═══ INPUT ROWS ═══

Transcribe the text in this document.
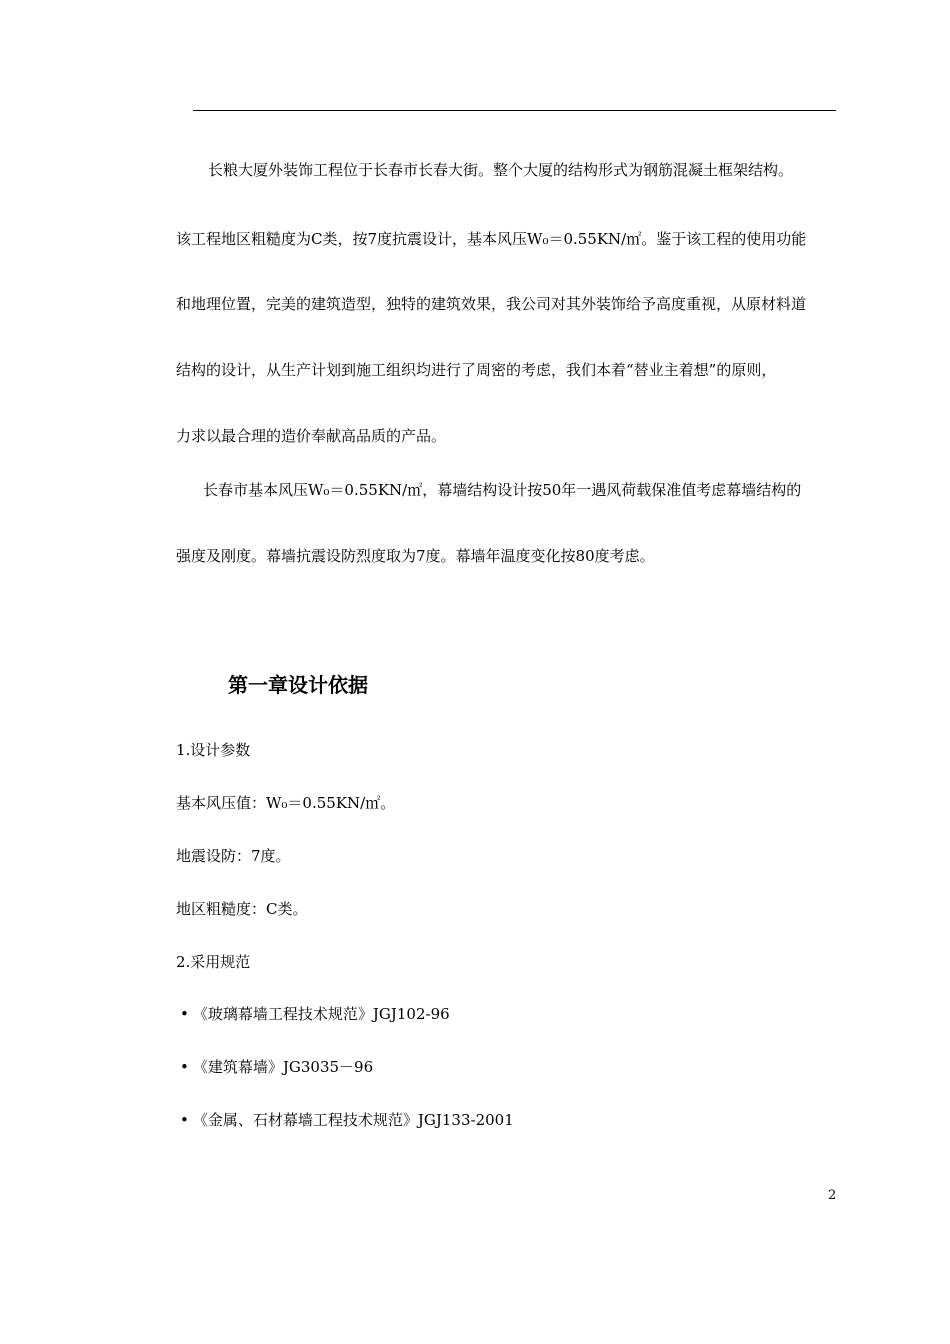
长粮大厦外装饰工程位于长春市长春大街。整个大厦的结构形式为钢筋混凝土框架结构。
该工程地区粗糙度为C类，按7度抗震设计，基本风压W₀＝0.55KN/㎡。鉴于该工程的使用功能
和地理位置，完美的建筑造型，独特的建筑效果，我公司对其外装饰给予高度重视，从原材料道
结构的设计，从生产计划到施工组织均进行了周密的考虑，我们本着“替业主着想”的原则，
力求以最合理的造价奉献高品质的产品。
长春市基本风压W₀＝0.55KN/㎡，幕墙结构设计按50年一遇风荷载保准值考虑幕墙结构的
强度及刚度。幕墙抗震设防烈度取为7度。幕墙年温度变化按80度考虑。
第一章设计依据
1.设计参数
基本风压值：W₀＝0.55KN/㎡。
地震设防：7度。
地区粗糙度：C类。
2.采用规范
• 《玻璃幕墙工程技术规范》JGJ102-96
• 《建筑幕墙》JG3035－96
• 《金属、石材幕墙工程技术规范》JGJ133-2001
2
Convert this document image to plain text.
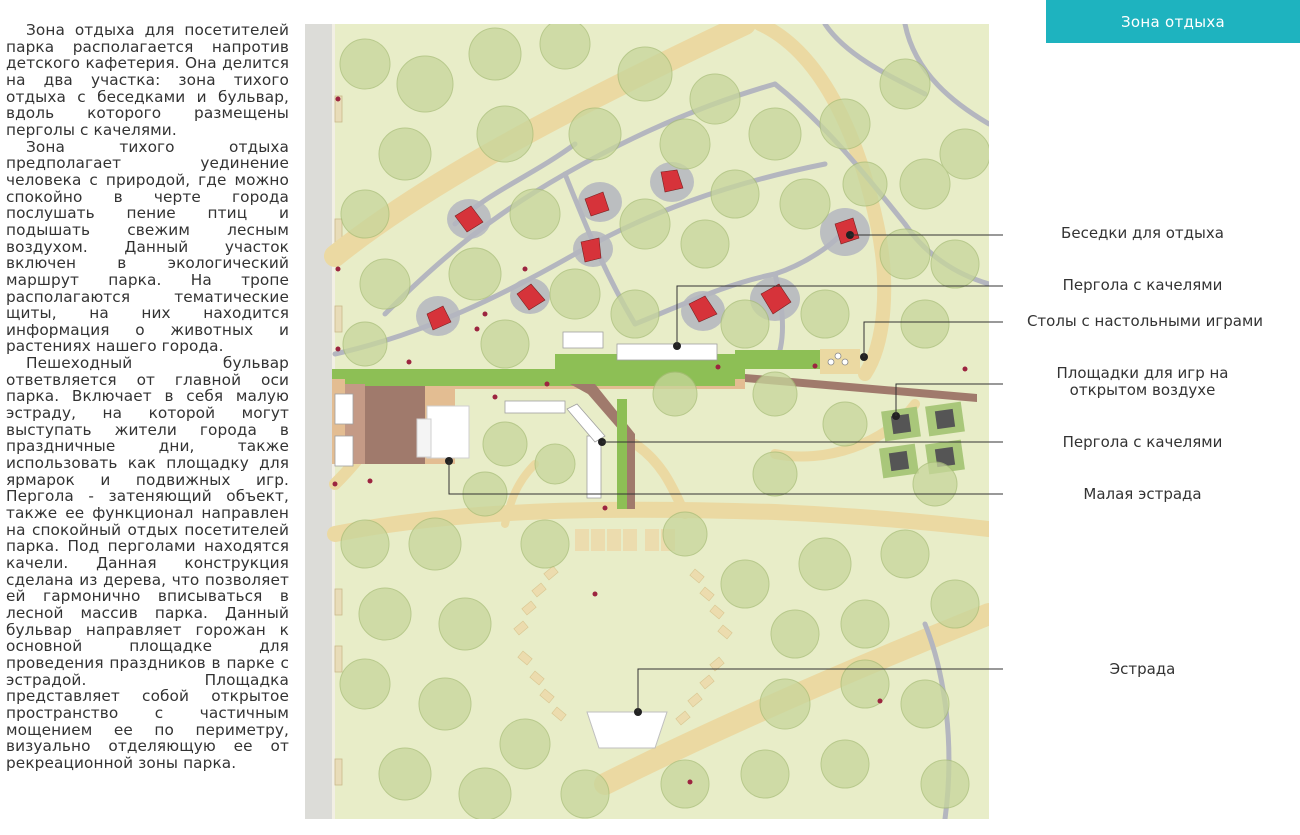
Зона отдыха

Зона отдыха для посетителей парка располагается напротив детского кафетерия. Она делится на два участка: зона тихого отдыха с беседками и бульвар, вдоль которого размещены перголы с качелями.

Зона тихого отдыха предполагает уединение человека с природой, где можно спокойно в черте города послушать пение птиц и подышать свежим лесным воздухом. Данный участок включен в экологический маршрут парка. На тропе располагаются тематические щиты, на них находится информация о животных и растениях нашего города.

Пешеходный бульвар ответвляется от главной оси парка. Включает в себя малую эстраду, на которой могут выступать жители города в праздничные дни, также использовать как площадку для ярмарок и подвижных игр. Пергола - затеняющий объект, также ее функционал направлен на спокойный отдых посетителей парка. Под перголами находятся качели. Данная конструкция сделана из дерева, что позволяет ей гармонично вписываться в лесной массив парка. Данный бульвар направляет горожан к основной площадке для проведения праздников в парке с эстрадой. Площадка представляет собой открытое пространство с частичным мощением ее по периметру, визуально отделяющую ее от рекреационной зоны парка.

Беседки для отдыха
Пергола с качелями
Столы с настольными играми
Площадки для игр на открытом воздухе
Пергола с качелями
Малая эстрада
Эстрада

═══

• _TASK DESCRIPTION_
Reproduce every record above exactly, but leave out the pictures.

• _PROBLEM SOLUTION_
Transcribe the text in this document.
长粮大厦外装饰工程位于长春市长春大街。整个大厦的结构形式为钢筋混凝土框架结构。
该工程地区粗糙度为C类，按7度抗震设计，基本风压W₀＝0.55KN/㎡。鉴于该工程的使用功能
和地理位置，完美的建筑造型，独特的建筑效果，我公司对其外装饰给予高度重视，从原材料道
结构的设计，从生产计划到施工组织均进行了周密的考虑，我们本着“替业主着想”的原则，
力求以最合理的造价奉献高品质的产品。
长春市基本风压W₀＝0.55KN/㎡，幕墙结构设计按50年一遇风荷载保准值考虑幕墙结构的
强度及刚度。幕墙抗震设防烈度取为7度。幕墙年温度变化按80度考虑。
第一章设计依据
1.设计参数
基本风压值：W₀＝0.55KN/㎡。
地震设防：7度。
地区粗糙度：C类。
2.采用规范
• 《玻璃幕墙工程技术规范》JGJ102-96
• 《建筑幕墙》JG3035－96
• 《金属、石材幕墙工程技术规范》JGJ133-2001
2
Convert this document image to plain text.
Зона отдыха

Зона отдыха для посетителей парка располагается напротив детского кафетерия. Она делится на два участка: зона тихого отдыха с беседками и бульвар, вдоль которого размещены перголы с качелями.

Зона тихого отдыха предполагает уединение человека с природой, где можно спокойно в черте города послушать пение птиц и подышать свежим лесным воздухом. Данный участок включен в экологический маршрут парка. На тропе располагаются тематические щиты, на них находится информация о животных и растениях нашего города.

Пешеходный бульвар ответвляется от главной оси парка. Включает в себя малую эстраду, на которой могут выступать жители города в праздничные дни, также использовать как площадку для ярмарок и подвижных игр. Пергола - затеняющий объект, также ее функционал направлен на спокойный отдых посетителей парка. Под перголами находятся качели. Данная конструкция сделана из дерева, что позволяет ей гармонично вписываться в лесной массив парка. Данный бульвар направляет горожан к основной площадке для проведения праздников в парке с эстрадой. Площадка представляет собой открытое пространство с частичным мощением ее по периметру, визуально отделяющую ее от рекреационной зоны парка.

Беседки для отдыха
Пергола с качелями
Столы с настольными играми
Площадки для игр на открытом воздухе
Пергола с качелями
Малая эстрада
Эстрада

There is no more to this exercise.